*THE REQUEST*
Locate and copy each line in the data that contains the word "document".

*DATA*
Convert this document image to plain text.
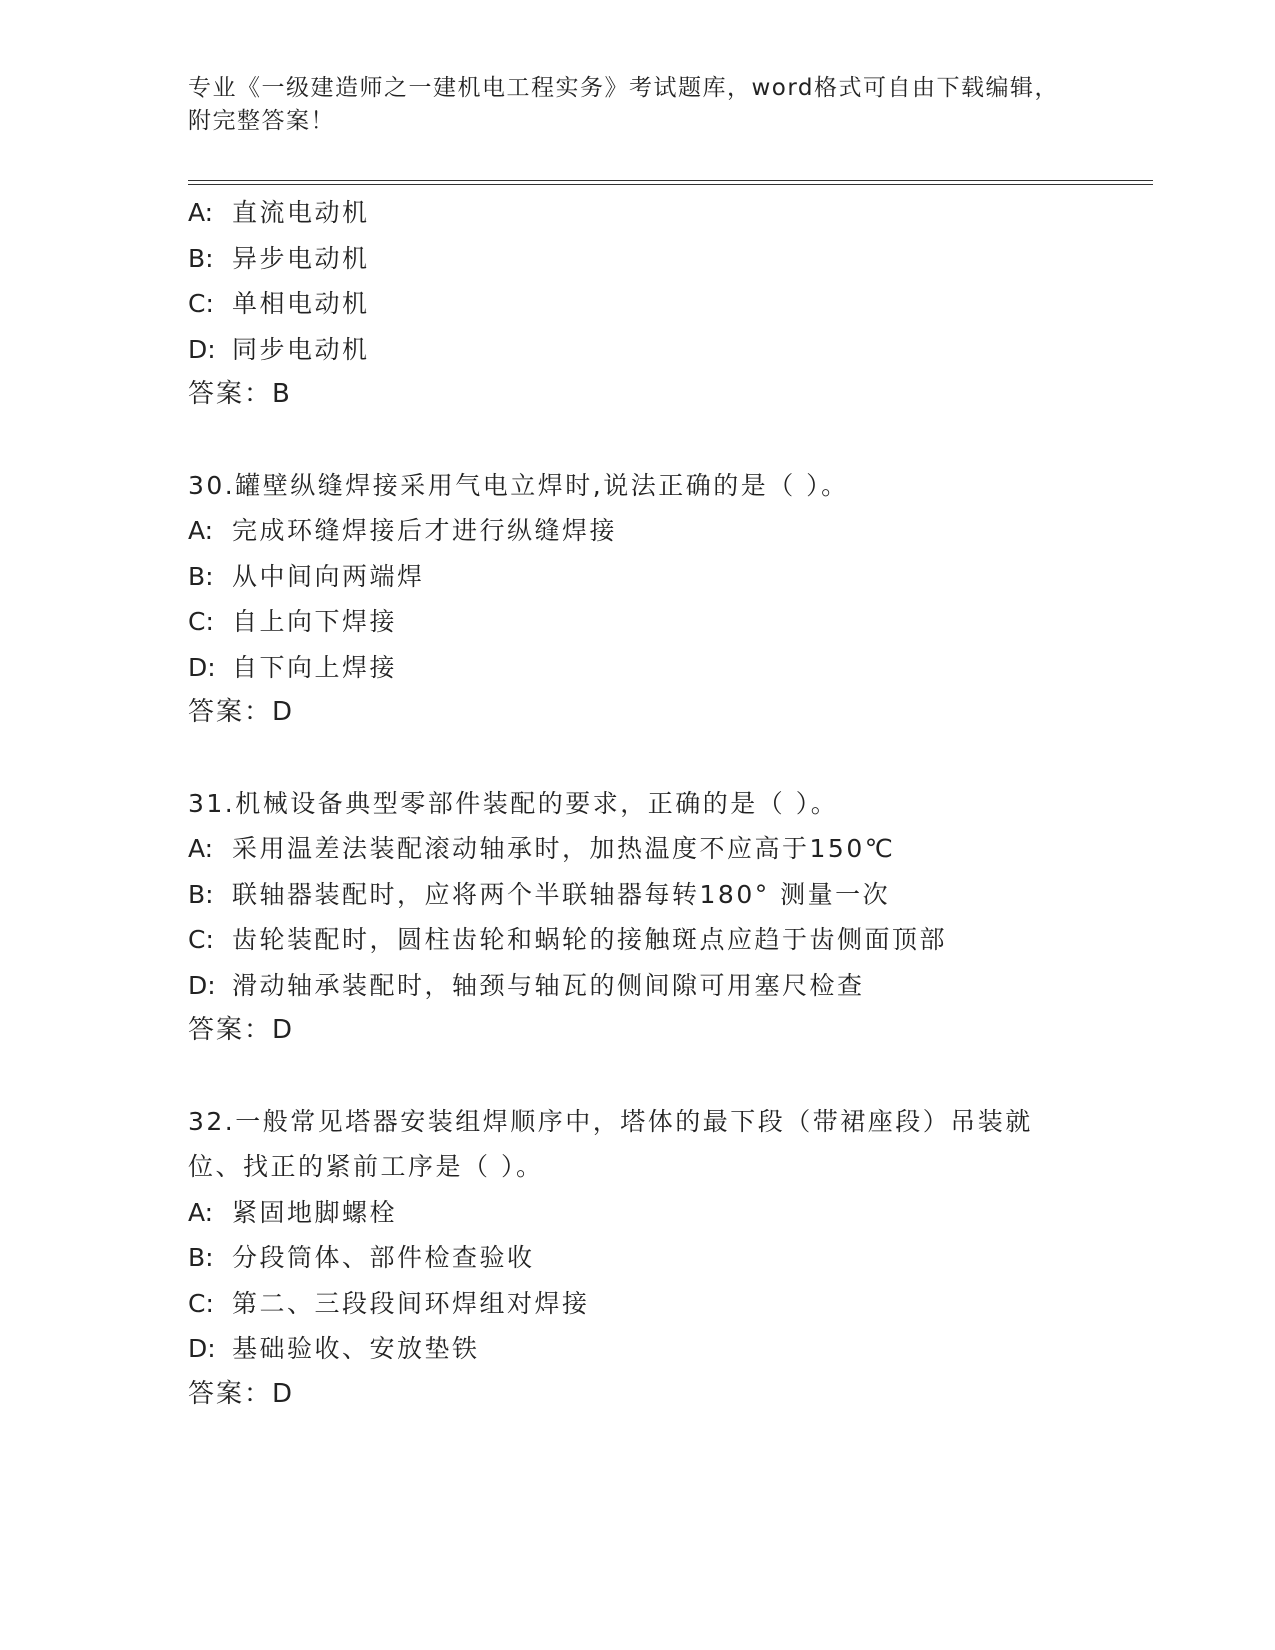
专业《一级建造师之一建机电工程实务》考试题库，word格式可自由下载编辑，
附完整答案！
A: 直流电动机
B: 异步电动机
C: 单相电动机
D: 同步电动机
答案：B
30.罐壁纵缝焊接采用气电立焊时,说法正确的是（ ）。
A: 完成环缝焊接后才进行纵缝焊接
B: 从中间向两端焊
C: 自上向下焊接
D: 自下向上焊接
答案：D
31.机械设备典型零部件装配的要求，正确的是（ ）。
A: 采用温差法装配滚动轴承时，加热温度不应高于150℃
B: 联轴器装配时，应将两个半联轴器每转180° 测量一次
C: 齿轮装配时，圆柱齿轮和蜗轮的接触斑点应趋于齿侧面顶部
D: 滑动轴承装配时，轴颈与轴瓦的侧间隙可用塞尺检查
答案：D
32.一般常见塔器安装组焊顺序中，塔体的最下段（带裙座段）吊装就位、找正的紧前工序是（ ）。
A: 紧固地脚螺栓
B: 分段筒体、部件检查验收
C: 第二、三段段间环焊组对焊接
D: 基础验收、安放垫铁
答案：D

---

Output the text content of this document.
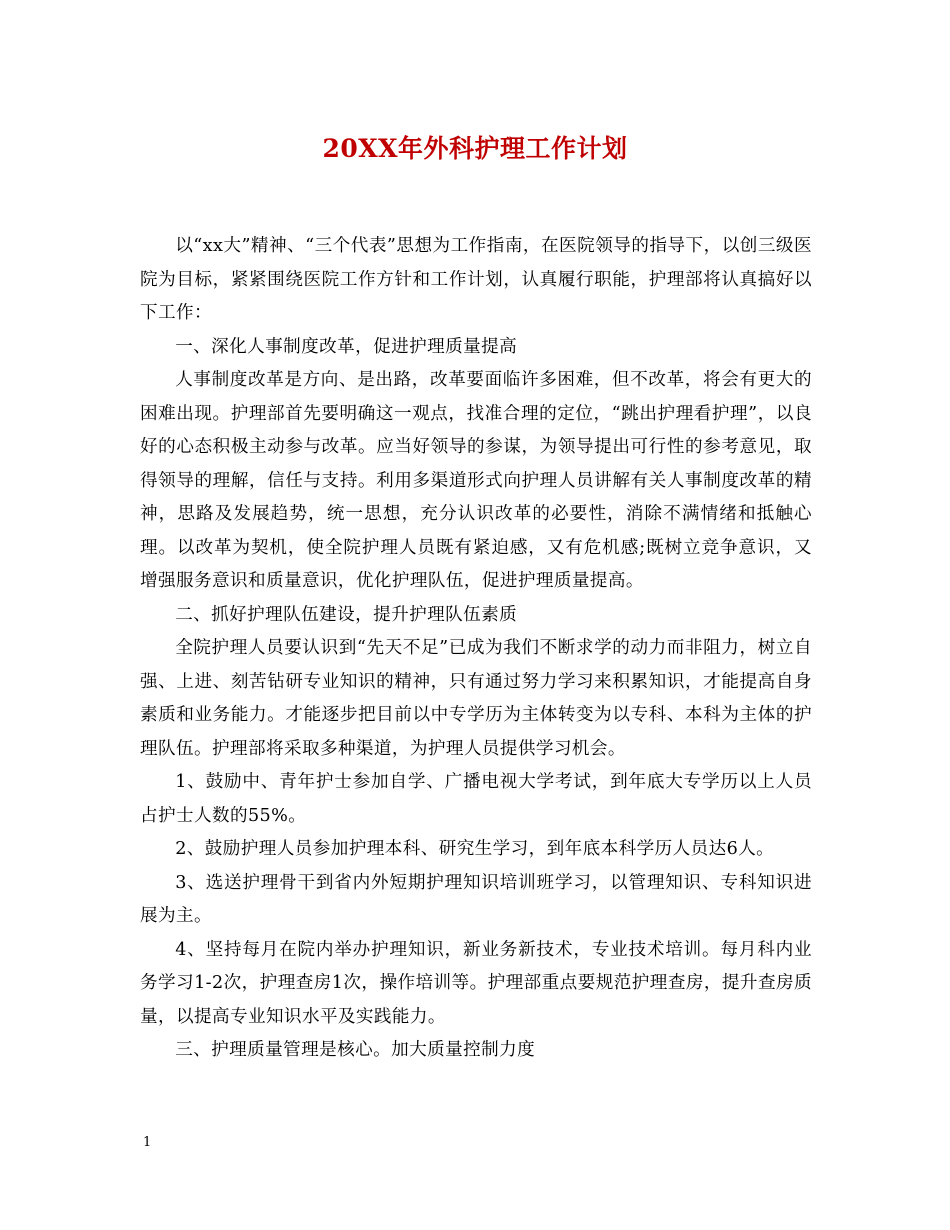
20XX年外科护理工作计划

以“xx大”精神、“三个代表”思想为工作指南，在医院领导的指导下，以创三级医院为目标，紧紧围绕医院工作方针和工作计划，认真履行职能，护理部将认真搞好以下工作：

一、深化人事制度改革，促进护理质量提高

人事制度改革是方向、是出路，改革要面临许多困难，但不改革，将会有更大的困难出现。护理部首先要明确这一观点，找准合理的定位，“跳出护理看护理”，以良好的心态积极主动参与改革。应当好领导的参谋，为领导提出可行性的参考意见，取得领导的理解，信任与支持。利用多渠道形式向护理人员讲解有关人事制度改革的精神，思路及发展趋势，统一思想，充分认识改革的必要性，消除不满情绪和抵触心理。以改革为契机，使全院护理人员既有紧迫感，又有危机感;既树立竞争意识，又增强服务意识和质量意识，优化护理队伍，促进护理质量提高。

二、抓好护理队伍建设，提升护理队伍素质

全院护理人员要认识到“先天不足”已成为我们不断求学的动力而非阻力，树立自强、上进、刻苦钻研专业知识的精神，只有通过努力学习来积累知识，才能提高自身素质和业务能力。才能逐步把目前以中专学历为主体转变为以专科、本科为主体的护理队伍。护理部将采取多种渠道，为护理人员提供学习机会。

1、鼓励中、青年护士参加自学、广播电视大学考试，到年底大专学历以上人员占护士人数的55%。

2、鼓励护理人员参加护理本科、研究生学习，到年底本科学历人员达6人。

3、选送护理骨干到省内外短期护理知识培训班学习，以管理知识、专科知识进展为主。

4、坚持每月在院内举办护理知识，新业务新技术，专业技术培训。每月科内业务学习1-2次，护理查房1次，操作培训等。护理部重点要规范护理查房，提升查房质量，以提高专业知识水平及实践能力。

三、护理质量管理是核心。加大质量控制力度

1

*RESPONSE FOR THIS EXERCISE*
Convert this document image to plain text.
Output the text content of this document.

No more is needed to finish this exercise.